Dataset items

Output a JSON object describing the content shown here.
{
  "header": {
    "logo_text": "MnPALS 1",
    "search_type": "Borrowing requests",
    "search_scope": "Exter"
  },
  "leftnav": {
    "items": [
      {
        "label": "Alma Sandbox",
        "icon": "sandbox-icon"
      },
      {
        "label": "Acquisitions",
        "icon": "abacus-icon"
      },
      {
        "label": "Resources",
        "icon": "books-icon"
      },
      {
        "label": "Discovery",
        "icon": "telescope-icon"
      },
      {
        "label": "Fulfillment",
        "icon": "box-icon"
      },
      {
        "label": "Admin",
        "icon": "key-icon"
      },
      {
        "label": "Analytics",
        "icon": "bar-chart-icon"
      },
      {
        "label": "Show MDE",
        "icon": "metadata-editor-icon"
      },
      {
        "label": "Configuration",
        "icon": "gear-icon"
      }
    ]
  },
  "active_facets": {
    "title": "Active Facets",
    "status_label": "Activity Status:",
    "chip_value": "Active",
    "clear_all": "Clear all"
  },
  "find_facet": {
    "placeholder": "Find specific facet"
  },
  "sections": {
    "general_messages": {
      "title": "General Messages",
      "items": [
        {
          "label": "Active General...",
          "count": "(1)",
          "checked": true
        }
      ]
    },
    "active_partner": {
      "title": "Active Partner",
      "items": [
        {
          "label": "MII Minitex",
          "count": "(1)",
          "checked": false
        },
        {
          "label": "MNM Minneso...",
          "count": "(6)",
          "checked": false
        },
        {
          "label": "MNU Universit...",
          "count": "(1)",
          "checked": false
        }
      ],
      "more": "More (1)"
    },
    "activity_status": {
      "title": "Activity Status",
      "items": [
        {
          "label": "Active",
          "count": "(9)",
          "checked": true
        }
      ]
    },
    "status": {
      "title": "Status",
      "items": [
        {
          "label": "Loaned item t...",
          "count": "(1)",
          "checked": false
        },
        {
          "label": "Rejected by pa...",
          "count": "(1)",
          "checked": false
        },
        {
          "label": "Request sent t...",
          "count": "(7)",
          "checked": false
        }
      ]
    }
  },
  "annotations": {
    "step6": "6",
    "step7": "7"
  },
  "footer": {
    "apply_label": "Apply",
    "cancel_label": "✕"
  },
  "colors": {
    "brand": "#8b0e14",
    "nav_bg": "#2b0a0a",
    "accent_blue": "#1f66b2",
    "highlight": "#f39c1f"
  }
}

WHAT IS EXPECTED:
Extract the full listing and reproduce each line exactly.

RESPONSE:
Output a JSON object describing the content shown here.
{
  "header": {
    "logo_text": "MnPALS 1",
    "search_type": "Borrowing requests",
    "search_scope": "Exter"
  },
  "leftnav": {
    "items": [
      {
        "label": "Alma Sandbox",
        "icon": "sandbox-icon"
      },
      {
        "label": "Acquisitions",
        "icon": "abacus-icon"
      },
      {
        "label": "Resources",
        "icon": "books-icon"
      },
      {
        "label": "Discovery",
        "icon": "telescope-icon"
      },
      {
        "label": "Fulfillment",
        "icon": "box-icon"
      },
      {
        "label": "Admin",
        "icon": "key-icon"
      },
      {
        "label": "Analytics",
        "icon": "bar-chart-icon"
      },
      {
        "label": "Show MDE",
        "icon": "metadata-editor-icon"
      },
      {
        "label": "Configuration",
        "icon": "gear-icon"
      }
    ]
  },
  "active_facets": {
    "title": "Active Facets",
    "status_label": "Activity Status:",
    "chip_value": "Active",
    "clear_all": "Clear all"
  },
  "find_facet": {
    "placeholder": "Find specific facet"
  },
  "sections": {
    "general_messages": {
      "title": "General Messages",
      "items": [
        {
          "label": "Active General...",
          "count": "(1)",
          "checked": true
        }
      ]
    },
    "active_partner": {
      "title": "Active Partner",
      "items": [
        {
          "label": "MII Minitex",
          "count": "(1)",
          "checked": false
        },
        {
          "label": "MNM Minneso...",
          "count": "(6)",
          "checked": false
        },
        {
          "label": "MNU Universit...",
          "count": "(1)",
          "checked": false
        }
      ],
      "more": "More (1)"
    },
    "activity_status": {
      "title": "Activity Status",
      "items": [
        {
          "label": "Active",
          "count": "(9)",
          "checked": true
        }
      ]
    },
    "status": {
      "title": "Status",
      "items": [
        {
          "label": "Loaned item t...",
          "count": "(1)",
          "checked": false
        },
        {
          "label": "Rejected by pa...",
          "count": "(1)",
          "checked": false
        },
        {
          "label": "Request sent t...",
          "count": "(7)",
          "checked": false
        }
      ]
    }
  },
  "annotations": {
    "step6": "6",
    "step7": "7"
  },
  "footer": {
    "apply_label": "Apply",
    "cancel_label": "✕"
  },
  "colors": {
    "brand": "#8b0e14",
    "nav_bg": "#2b0a0a",
    "accent_blue": "#1f66b2",
    "highlight": "#f39c1f"
  }
}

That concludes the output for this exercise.